* _TEXT PASSAGE_:
__________

The government even has a “plunge protection team” of Wall Street insiders that have access to nearly unlimited FED funds in order to counter any trends that might cause runaway computer selling. Only a minority of individual investors make up the markets today. It’s the big banks, investment houses, hedge funds funds, and speculators that drive the markets.

So will the ECM be right again this time? Only time will tell, but it should be noted that the global bond market is already starting to crash. If Armstrong ultimately turns out to be correct, we could be on the verge of a major turning point.

Snyder is partly right about bonds being in trouble. But the big problem is mostly in European bonds due to the threat of a Greek default spreading to other heavily indebted EU nations. Spain, Italy and Portugal are not far behind Greece. As Yahoo Finance reported,

On Greece, the IMF made some concessions to Greek negotiators on the crucial subjects of value-added tax and pensions. These have been sticking points this week, and the IMF has been the most uncompromising of Greece’s official creditors. The IMF’s willingness to bargain suggests that Greek Prime Minister Alexis Tsipras can save face and keep Greece on the euro, as most of his citizens would prefer (according to polls).

This tends to confirm my prediction that the EU globalist powers will do everything to keep the lower southern tier of nations in the EU at whatever cost. The trouble with the Greek people is that they want both—to maintain their bankrupt welfare state and stay in the EU.

__________

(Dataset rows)
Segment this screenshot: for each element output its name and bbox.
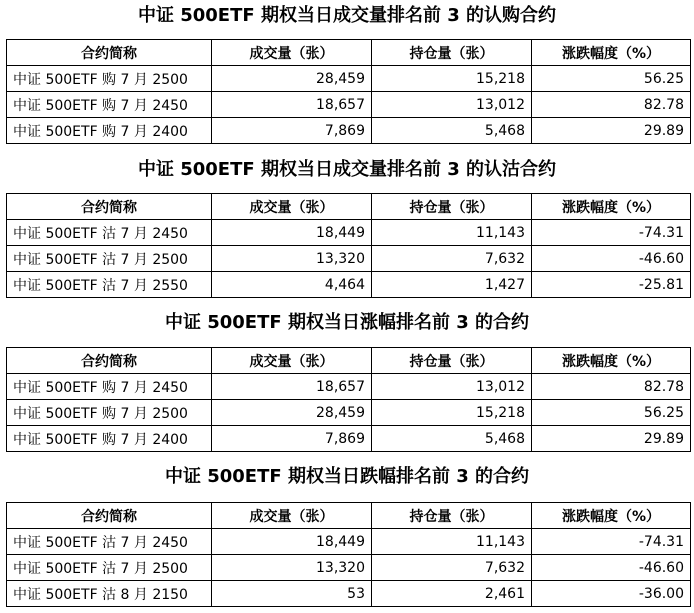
table-row (7, 374, 691, 400)
header-contract-name: 合约简称 (7, 40, 212, 66)
header-change: 涨跌幅度（%） (532, 40, 691, 66)
cell-contract-name: 中证 500ETF 购 7 月 2500 (7, 400, 212, 426)
cell-open-interest: 7,632 (372, 246, 532, 272)
top-losers-table (6, 502, 691, 607)
cell-volume: 18,657 (212, 92, 372, 118)
table-header-row (7, 40, 691, 66)
cell-change: -46.60 (532, 246, 691, 272)
header-contract-name: 合约简称 (7, 503, 212, 529)
header-volume: 成交量（张） (212, 40, 372, 66)
header-contract-name: 合约简称 (7, 194, 212, 220)
table-row (7, 555, 691, 581)
cell-contract-name: 中证 500ETF 购 7 月 2450 (7, 92, 212, 118)
header-change: 涨跌幅度（%） (532, 194, 691, 220)
cell-change: 56.25 (532, 400, 691, 426)
cell-open-interest: 15,218 (372, 400, 532, 426)
cell-open-interest: 7,632 (372, 555, 532, 581)
cell-change: 29.89 (532, 118, 691, 144)
cell-change: -74.31 (532, 220, 691, 246)
header-contract-name: 合约简称 (7, 348, 212, 374)
cell-volume: 28,459 (212, 66, 372, 92)
cell-volume: 7,869 (212, 426, 372, 452)
header-volume: 成交量（张） (212, 503, 372, 529)
cell-contract-name: 中证 500ETF 购 7 月 2450 (7, 374, 212, 400)
table-row (7, 92, 691, 118)
cell-open-interest: 2,461 (372, 581, 532, 607)
cell-open-interest: 13,012 (372, 374, 532, 400)
cell-contract-name: 中证 500ETF 购 7 月 2400 (7, 426, 212, 452)
cell-change: 56.25 (532, 66, 691, 92)
cell-change: -46.60 (532, 555, 691, 581)
cell-contract-name: 中证 500ETF 沽 7 月 2450 (7, 529, 212, 555)
cell-open-interest: 1,427 (372, 272, 532, 298)
table-row (7, 66, 691, 92)
table-row (7, 118, 691, 144)
cell-contract-name: 中证 500ETF 沽 7 月 2550 (7, 272, 212, 298)
table-row (7, 220, 691, 246)
put-volume-table (6, 193, 691, 298)
cell-contract-name: 中证 500ETF 购 7 月 2400 (7, 118, 212, 144)
header-volume: 成交量（张） (212, 348, 372, 374)
cell-open-interest: 15,218 (372, 66, 532, 92)
cell-contract-name: 中证 500ETF 沽 7 月 2500 (7, 246, 212, 272)
header-open-interest: 持仓量（张） (372, 194, 532, 220)
header-open-interest: 持仓量（张） (372, 348, 532, 374)
table-row (7, 426, 691, 452)
cell-contract-name: 中证 500ETF 购 7 月 2500 (7, 66, 212, 92)
header-change: 涨跌幅度（%） (532, 348, 691, 374)
cell-open-interest: 13,012 (372, 92, 532, 118)
cell-volume: 13,320 (212, 555, 372, 581)
top-gainers-table (6, 347, 691, 452)
cell-change: -36.00 (532, 581, 691, 607)
cell-change: -25.81 (532, 272, 691, 298)
table-header-row (7, 503, 691, 529)
table-header-row (7, 348, 691, 374)
cell-contract-name: 中证 500ETF 沽 7 月 2500 (7, 555, 212, 581)
cell-volume: 18,657 (212, 374, 372, 400)
cell-contract-name: 中证 500ETF 沽 8 月 2150 (7, 581, 212, 607)
cell-open-interest: 5,468 (372, 426, 532, 452)
cell-change: 29.89 (532, 426, 691, 452)
header-open-interest: 持仓量（张） (372, 40, 532, 66)
cell-open-interest: 11,143 (372, 529, 532, 555)
table-row (7, 529, 691, 555)
cell-volume: 13,320 (212, 246, 372, 272)
cell-volume: 53 (212, 581, 372, 607)
table-row (7, 581, 691, 607)
cell-contract-name: 中证 500ETF 沽 7 月 2450 (7, 220, 212, 246)
cell-change: -74.31 (532, 529, 691, 555)
cell-volume: 28,459 (212, 400, 372, 426)
cell-open-interest: 11,143 (372, 220, 532, 246)
cell-volume: 4,464 (212, 272, 372, 298)
table-row (7, 400, 691, 426)
cell-open-interest: 5,468 (372, 118, 532, 144)
cell-change: 82.78 (532, 374, 691, 400)
section-title: 中证 500ETF 期权当日成交量排名前 3 的认沽合约 (137, 159, 557, 180)
cell-volume: 7,869 (212, 118, 372, 144)
table-header-row (7, 194, 691, 220)
cell-volume: 18,449 (212, 220, 372, 246)
header-open-interest: 持仓量（张） (372, 503, 532, 529)
table-row (7, 246, 691, 272)
table-row (7, 272, 691, 298)
cell-volume: 18,449 (212, 529, 372, 555)
header-volume: 成交量（张） (212, 194, 372, 220)
section-title: 中证 500ETF 期权当日跌幅排名前 3 的合约 (164, 466, 530, 487)
call-volume-table (6, 39, 691, 144)
section-title: 中证 500ETF 期权当日涨幅排名前 3 的合约 (164, 312, 530, 333)
header-change: 涨跌幅度（%） (532, 503, 691, 529)
cell-change: 82.78 (532, 92, 691, 118)
section-title: 中证 500ETF 期权当日成交量排名前 3 的认购合约 (137, 5, 557, 26)
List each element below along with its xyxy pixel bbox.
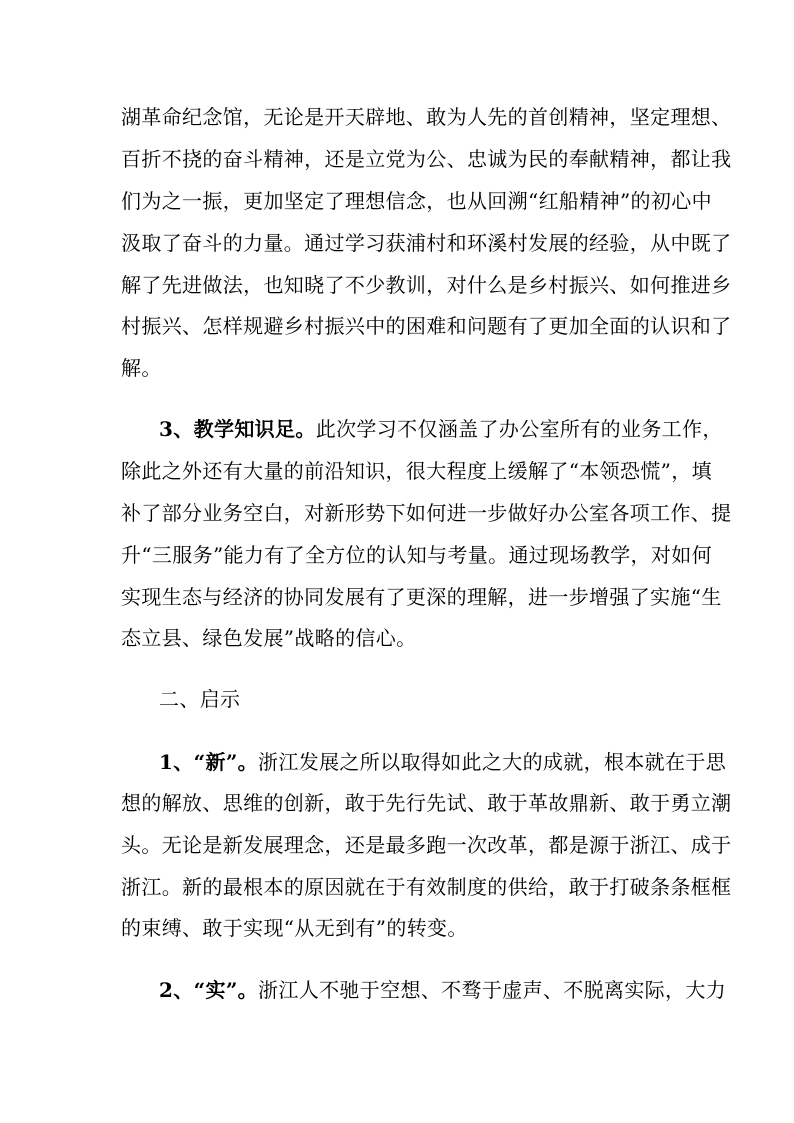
paragraph-3-heading: 1、“新”。	[159, 750, 259, 774]
paragraph-1-line-4: 汲取了奋斗的力量。通过学习获浦村和环溪村发展的经验，从中既了	[121, 231, 732, 255]
paragraph-2-line-4: 升“三服务”能力有了全方位的认知与考量。通过现场教学，对如何	[121, 543, 712, 567]
paragraph-1-line-3: 们为之一振，更加坚定了理想信念，也从回溯“红船精神”的初心中	[121, 189, 712, 213]
paragraph-2-line-2: 除此之外还有大量的前沿知识，很大程度上缓解了“本领恐慌”，填	[121, 459, 712, 483]
paragraph-3-line-4: 浙江。新的最根本的原因就在于有效制度的供给，敢于打破条条框框	[121, 875, 732, 899]
paragraph-3-first-line	[159, 742, 794, 782]
paragraph-2-first-line-text: 此次学习不仅涵盖了办公室所有的业务工作，	[315, 417, 723, 441]
section-heading: 二、启示	[159, 687, 241, 711]
paragraph-1-line-1: 湖革命纪念馆，无论是开天辟地、敢为人先的首创精神，坚定理想、	[121, 105, 732, 129]
paragraph-4-first-line	[159, 970, 794, 1010]
paragraph-4-first-line-text: 浙江人不驰于空想、不骛于虚声、不脱离实际，大力	[258, 978, 727, 1002]
paragraph-1-line-2: 百折不挠的奋斗精神，还是立党为公、忠诚为民的奉献精神，都让我	[121, 147, 732, 171]
paragraph-1-line-7: 解。	[121, 356, 162, 380]
paragraph-1-line-5: 解了先进做法，也知晓了不少教训，对什么是乡村振兴、如何推进乡	[121, 273, 732, 297]
paragraph-3-first-line-text: 浙江发展之所以取得如此之大的成就，根本就在于思	[258, 750, 727, 774]
paragraph-3-line-2: 想的解放、思维的创新，敢于先行先试、敢于革故鼎新、敢于勇立潮	[121, 791, 732, 815]
paragraph-2-line-5: 实现生态与经济的协同发展有了更深的理解，进一步增强了实施“生	[121, 585, 722, 609]
paragraph-3-line-3: 头。无论是新发展理念，还是最多跑一次改革，都是源于浙江、成于	[121, 833, 732, 857]
paragraph-3-line-5: 的束缚、敢于实现“从无到有”的转变。	[121, 916, 468, 940]
paragraph-4-heading: 2、“实”。	[159, 978, 259, 1002]
paragraph-2-first-line	[159, 409, 794, 449]
paragraph-2-line-3: 补了部分业务空白，对新形势下如何进一步做好办公室各项工作、提	[121, 501, 732, 525]
paragraph-2-heading: 3、教学知识足。	[159, 417, 316, 441]
paragraph-2-line-6: 态立县、绿色发展”战略的信心。	[121, 626, 417, 650]
paragraph-1-line-6: 村振兴、怎样规避乡村振兴中的困难和问题有了更加全面的认识和了	[121, 314, 732, 338]
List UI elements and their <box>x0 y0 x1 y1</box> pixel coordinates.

__________

* _DIRECTIVES_:
**1.** In the passage on Greek debt and the bond market, which three nations are said to be not far behind Greece?
**2.** Carry on the passage on Greek debt and the bond market, starting after its last sentence.

* _PER-TASK OUTPUTS_:
**1.** Spain, Italy and Portugal.

**2.**
Overall, bonds are in trouble in large part because of the threat of a Greek sovereign debt default. For traders, bond liquidity and predictable interest payments are the attraction (in normal times, it is easy to always find buyers among conservative investors, pension funds, and bond funds) but pensioners themselves tend to buy and hold bonds to maturity, collecting the regular interest payments. To them the threat of a sovereign default is even more serious. Right now, because of the instability over a potential Greek default, liquidity in the trading of bonds has been badly hurt and that is why bonds are in decline. As Bloomberg noted,

There are three things that matter in the bond market these days: liquidity, liquidity and liquidity. How — or whether — investors can trade without having prices move against them has become a major worry as bonds globally tanked in the past few months. As a result, liquidity, or the lack of it, is skewing markets in new and surprising ways.

Spain, for instance, must pay more to borrow money than Italy for 30 years, even though Spain is considered safer by credit raters. Why? The Italian bond market is twice as big as the Spanish one — and, therefore, more liquid.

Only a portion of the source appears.